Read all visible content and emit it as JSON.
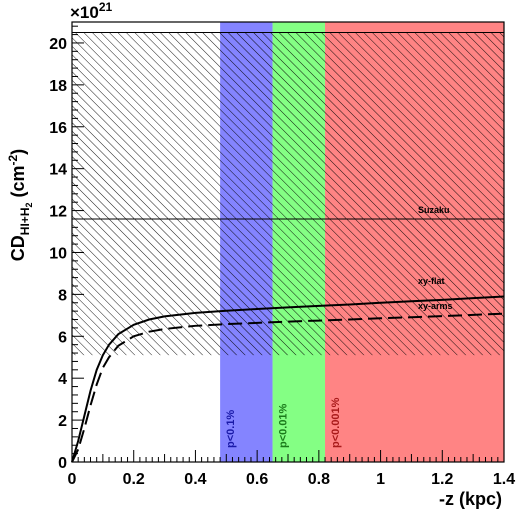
{
  "chart_data": {
    "type": "line",
    "title": "",
    "xlabel": "-z (kpc)",
    "ylabel_main": "CD",
    "ylabel_sub": "HI+H",
    "ylabel_sub2": "2",
    "ylabel_unit": "(cm",
    "ylabel_unit_exp": "-2",
    "ylabel_unit_close": ")",
    "y_multiplier_base": "×10",
    "y_multiplier_exp": "21",
    "xlim": [
      0,
      1.4
    ],
    "ylim": [
      0,
      21
    ],
    "x_ticks": [
      0,
      0.2,
      0.4,
      0.6,
      0.8,
      1,
      1.2,
      1.4
    ],
    "x_tick_labels": [
      "0",
      "0.2",
      "0.4",
      "0.6",
      "0.8",
      "1",
      "1.2",
      "1.4"
    ],
    "y_ticks": [
      0,
      2,
      4,
      6,
      8,
      10,
      12,
      14,
      16,
      18,
      20
    ],
    "y_tick_labels": [
      "0",
      "2",
      "4",
      "6",
      "8",
      "10",
      "12",
      "14",
      "16",
      "18",
      "20"
    ],
    "hatched_band": {
      "y_min": 5.1,
      "y_max": 20.5,
      "x_min": 0,
      "x_max": 1.4
    },
    "suzaku": {
      "label": "Suzaku",
      "y": 11.6
    },
    "regions": [
      {
        "label": "p<0.1%",
        "x_min": 0.48,
        "x_max": 0.65,
        "color": "#6f6fff",
        "text_color": "#1a1aa8"
      },
      {
        "label": "p<0.01%",
        "x_min": 0.65,
        "x_max": 0.82,
        "color": "#6fff6f",
        "text_color": "#1a7a1a"
      },
      {
        "label": "p<0.001%",
        "x_min": 0.82,
        "x_max": 1.4,
        "color": "#ff6f6f",
        "text_color": "#a81a1a"
      }
    ],
    "series": [
      {
        "name": "xy-flat",
        "style": "solid",
        "x": [
          0,
          0.02,
          0.04,
          0.06,
          0.08,
          0.1,
          0.12,
          0.15,
          0.2,
          0.25,
          0.3,
          0.4,
          0.5,
          0.6,
          0.7,
          0.8,
          0.9,
          1.0,
          1.1,
          1.2,
          1.3,
          1.4
        ],
        "y": [
          0,
          1.0,
          2.2,
          3.4,
          4.4,
          5.1,
          5.6,
          6.1,
          6.55,
          6.8,
          6.95,
          7.12,
          7.22,
          7.3,
          7.38,
          7.45,
          7.52,
          7.6,
          7.67,
          7.74,
          7.82,
          7.9
        ]
      },
      {
        "name": "xy-arms",
        "style": "dashed",
        "x": [
          0,
          0.02,
          0.04,
          0.06,
          0.08,
          0.1,
          0.12,
          0.15,
          0.2,
          0.25,
          0.3,
          0.4,
          0.5,
          0.6,
          0.7,
          0.8,
          0.9,
          1.0,
          1.1,
          1.2,
          1.3,
          1.4
        ],
        "y": [
          0,
          0.6,
          1.6,
          2.7,
          3.7,
          4.5,
          5.0,
          5.55,
          6.0,
          6.22,
          6.35,
          6.5,
          6.58,
          6.64,
          6.7,
          6.75,
          6.8,
          6.86,
          6.91,
          6.96,
          7.02,
          7.08
        ]
      }
    ],
    "grid": false,
    "legend": "none"
  }
}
----
*Task to complete*: Reproduce every entry exactly, but omit each picture.

*Solution to this task*:
Read all visible content and emit it as JSON.
{
  "chart_data": {
    "type": "line",
    "title": "",
    "xlabel": "-z (kpc)",
    "ylabel_main": "CD",
    "ylabel_sub": "HI+H",
    "ylabel_sub2": "2",
    "ylabel_unit": "(cm",
    "ylabel_unit_exp": "-2",
    "ylabel_unit_close": ")",
    "y_multiplier_base": "×10",
    "y_multiplier_exp": "21",
    "xlim": [
      0,
      1.4
    ],
    "ylim": [
      0,
      21
    ],
    "x_ticks": [
      0,
      0.2,
      0.4,
      0.6,
      0.8,
      1,
      1.2,
      1.4
    ],
    "x_tick_labels": [
      "0",
      "0.2",
      "0.4",
      "0.6",
      "0.8",
      "1",
      "1.2",
      "1.4"
    ],
    "y_ticks": [
      0,
      2,
      4,
      6,
      8,
      10,
      12,
      14,
      16,
      18,
      20
    ],
    "y_tick_labels": [
      "0",
      "2",
      "4",
      "6",
      "8",
      "10",
      "12",
      "14",
      "16",
      "18",
      "20"
    ],
    "hatched_band": {
      "y_min": 5.1,
      "y_max": 20.5,
      "x_min": 0,
      "x_max": 1.4
    },
    "suzaku": {
      "label": "Suzaku",
      "y": 11.6
    },
    "regions": [
      {
        "label": "p<0.1%",
        "x_min": 0.48,
        "x_max": 0.65,
        "color": "#6f6fff",
        "text_color": "#1a1aa8"
      },
      {
        "label": "p<0.01%",
        "x_min": 0.65,
        "x_max": 0.82,
        "color": "#6fff6f",
        "text_color": "#1a7a1a"
      },
      {
        "label": "p<0.001%",
        "x_min": 0.82,
        "x_max": 1.4,
        "color": "#ff6f6f",
        "text_color": "#a81a1a"
      }
    ],
    "series": [
      {
        "name": "xy-flat",
        "style": "solid",
        "x": [
          0,
          0.02,
          0.04,
          0.06,
          0.08,
          0.1,
          0.12,
          0.15,
          0.2,
          0.25,
          0.3,
          0.4,
          0.5,
          0.6,
          0.7,
          0.8,
          0.9,
          1.0,
          1.1,
          1.2,
          1.3,
          1.4
        ],
        "y": [
          0,
          1.0,
          2.2,
          3.4,
          4.4,
          5.1,
          5.6,
          6.1,
          6.55,
          6.8,
          6.95,
          7.12,
          7.22,
          7.3,
          7.38,
          7.45,
          7.52,
          7.6,
          7.67,
          7.74,
          7.82,
          7.9
        ]
      },
      {
        "name": "xy-arms",
        "style": "dashed",
        "x": [
          0,
          0.02,
          0.04,
          0.06,
          0.08,
          0.1,
          0.12,
          0.15,
          0.2,
          0.25,
          0.3,
          0.4,
          0.5,
          0.6,
          0.7,
          0.8,
          0.9,
          1.0,
          1.1,
          1.2,
          1.3,
          1.4
        ],
        "y": [
          0,
          0.6,
          1.6,
          2.7,
          3.7,
          4.5,
          5.0,
          5.55,
          6.0,
          6.22,
          6.35,
          6.5,
          6.58,
          6.64,
          6.7,
          6.75,
          6.8,
          6.86,
          6.91,
          6.96,
          7.02,
          7.08
        ]
      }
    ],
    "grid": false,
    "legend": "none"
  }
}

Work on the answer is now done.